*Information given*.
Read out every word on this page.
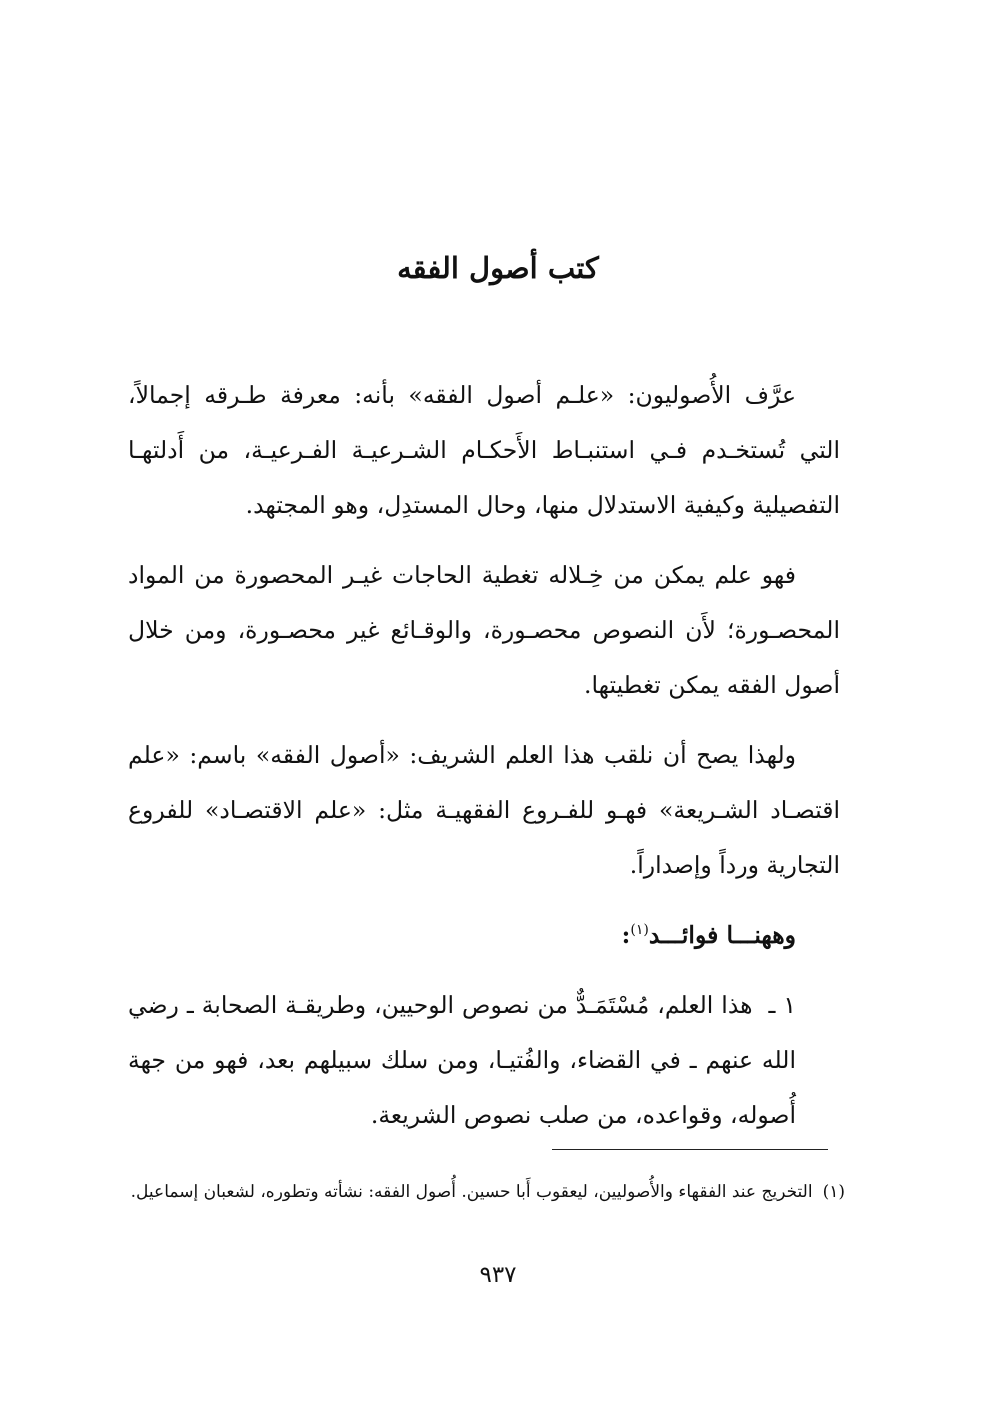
كتب أصول الفقه

عرَّف الأُصوليون: «علـم أصول الفقه» بأنه: معرفة طـرقه إجمالاً، التي تُستخـدم فـي استنبـاط الأَحكـام الشـرعيـة الفـرعيـة، من أَدلتهـا التفصيلية وكيفية الاستدلال منها، وحال المستدِل، وهو المجتهد.

فهو علم يمكن من خِـلاله تغطية الحاجات غيـر المحصورة من المواد المحصـورة؛ لأَن النصوص محصـورة، والوقـائع غير محصـورة، ومن خلال أصول الفقه يمكن تغطيتها.

ولهذا يصح أن نلقب هذا العلم الشريف: «أصول الفقه» باسم: «علم اقتصـاد الشـريعة» فهـو للفـروع الفقهيـة مثل: «علم الاقتصـاد» للفروع التجارية ورداً وإصداراً.

وههنـــا فوائـــد$^{(١)}$:

١ ـ هذا العلم، مُسْتَمَـدٌّ من نصوص الوحيين، وطريقـة الصحابة ـ رضي الله عنهم ـ في القضاء، والفُتيـا، ومن سلك سبيلهم بعد، فهو من جهة أُصوله، وقواعده، من صلب نصوص الشريعة.

(١)التخريج عند الفقهاء والأُصوليين، ليعقوب أَبا حسين. أُصول الفقه: نشأته وتطوره، لشعبان إسماعيل.
٩٣٧
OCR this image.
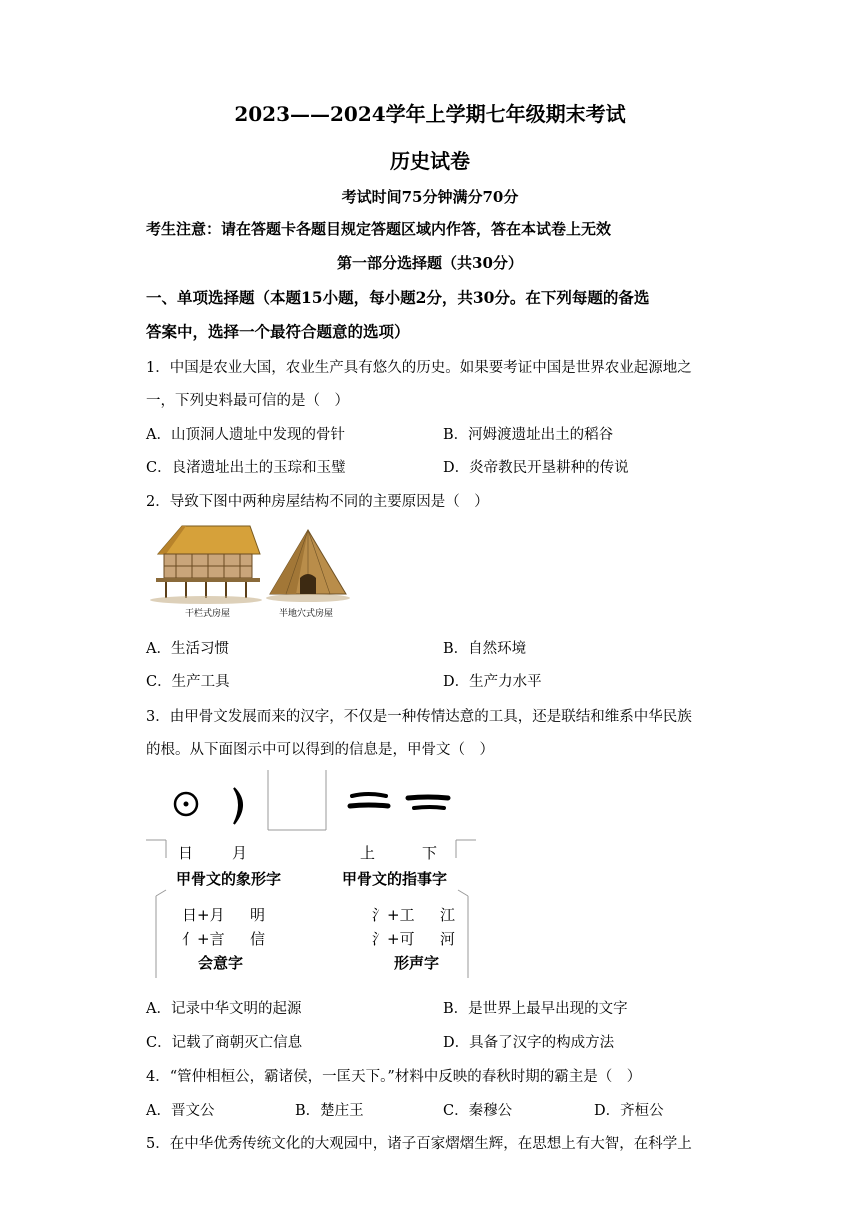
2023——2024学年上学期七年级期末考试
历史试卷
考试时间75分钟满分70分
考生注意：请在答题卡各题目规定答题区域内作答，答在本试卷上无效
第一部分选择题（共30分）
一、单项选择题（本题15小题，每小题2分，共30分。在下列每题的备选
答案中，选择一个最符合题意的选项）
1．中国是农业大国，农业生产具有悠久的历史。如果要考证中国是世界农业起源地之
一，下列史料最可信的是（　）
A．山顶洞人遗址中发现的骨针	B．河姆渡遗址出土的稻谷
C．良渚遗址出土的玉琮和玉璧	D．炎帝教民开垦耕种的传说
2．导致下图中两种房屋结构不同的主要原因是（　）
干栏式房屋	半地穴式房屋
A．生活习惯	B．自然环境
C．生产工具	D．生产力水平
3．由甲骨文发展而来的汉字，不仅是一种传情达意的工具，还是联结和维系中华民族
的根。从下面图示中可以得到的信息是，甲骨文（　）
日	月	上	下
甲骨文的象形字	甲骨文的指事字
日+月 明
亻+言 信
氵+工 江
氵+可 河
会意字	形声字
A．记录中华文明的起源	B．是世界上最早出现的文字
C．记载了商朝灭亡信息	D．具备了汉字的构成方法
4．“管仲相桓公，霸诸侯，一匡天下。”材料中反映的春秋时期的霸主是（　）
A．晋文公	B．楚庄王	C．秦穆公	D．齐桓公
5．在中华优秀传统文化的大观园中，诸子百家熠熠生辉，在思想上有大智，在科学上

*Prompt*.
The records above need to be given again exactly. Omit the pictures.

*Answer to the problem*.
Read out every word on this page.
كتب أصول الفقه

عرَّف الأُصوليون: «علـم أصول الفقه» بأنه: معرفة طـرقه إجمالاً، التي تُستخـدم فـي استنبـاط الأَحكـام الشـرعيـة الفـرعيـة، من أَدلتهـا التفصيلية وكيفية الاستدلال منها، وحال المستدِل، وهو المجتهد.

فهو علم يمكن من خِـلاله تغطية الحاجات غيـر المحصورة من المواد المحصـورة؛ لأَن النصوص محصـورة، والوقـائع غير محصـورة، ومن خلال أصول الفقه يمكن تغطيتها.

ولهذا يصح أن نلقب هذا العلم الشريف: «أصول الفقه» باسم: «علم اقتصـاد الشـريعة» فهـو للفـروع الفقهيـة مثل: «علم الاقتصـاد» للفروع التجارية ورداً وإصداراً.

وههنـــا فوائـــد$^{(١)}$:

١ ـ هذا العلم، مُسْتَمَـدٌّ من نصوص الوحيين، وطريقـة الصحابة ـ رضي الله عنهم ـ في القضاء، والفُتيـا، ومن سلك سبيلهم بعد، فهو من جهة أُصوله، وقواعده، من صلب نصوص الشريعة.

(١)التخريج عند الفقهاء والأُصوليين، ليعقوب أَبا حسين. أُصول الفقه: نشأته وتطوره، لشعبان إسماعيل.
٩٣٧
OCR this image.
2023——2024学年上学期七年级期末考试
历史试卷
考试时间75分钟满分70分
考生注意：请在答题卡各题目规定答题区域内作答，答在本试卷上无效
第一部分选择题（共30分）
一、单项选择题（本题15小题，每小题2分，共30分。在下列每题的备选
答案中，选择一个最符合题意的选项）
1．中国是农业大国，农业生产具有悠久的历史。如果要考证中国是世界农业起源地之
一，下列史料最可信的是（　）
A．山顶洞人遗址中发现的骨针	B．河姆渡遗址出土的稻谷
C．良渚遗址出土的玉琮和玉璧	D．炎帝教民开垦耕种的传说
2．导致下图中两种房屋结构不同的主要原因是（　）
干栏式房屋	半地穴式房屋
A．生活习惯	B．自然环境
C．生产工具	D．生产力水平
3．由甲骨文发展而来的汉字，不仅是一种传情达意的工具，还是联结和维系中华民族
的根。从下面图示中可以得到的信息是，甲骨文（　）
日	月	上	下
甲骨文的象形字	甲骨文的指事字
日+月 明
亻+言 信
氵+工 江
氵+可 河
会意字	形声字
A．记录中华文明的起源	B．是世界上最早出现的文字
C．记载了商朝灭亡信息	D．具备了汉字的构成方法
4．“管仲相桓公，霸诸侯，一匡天下。”材料中反映的春秋时期的霸主是（　）
A．晋文公	B．楚庄王	C．秦穆公	D．齐桓公
5．在中华优秀传统文化的大观园中，诸子百家熠熠生辉，在思想上有大智，在科学上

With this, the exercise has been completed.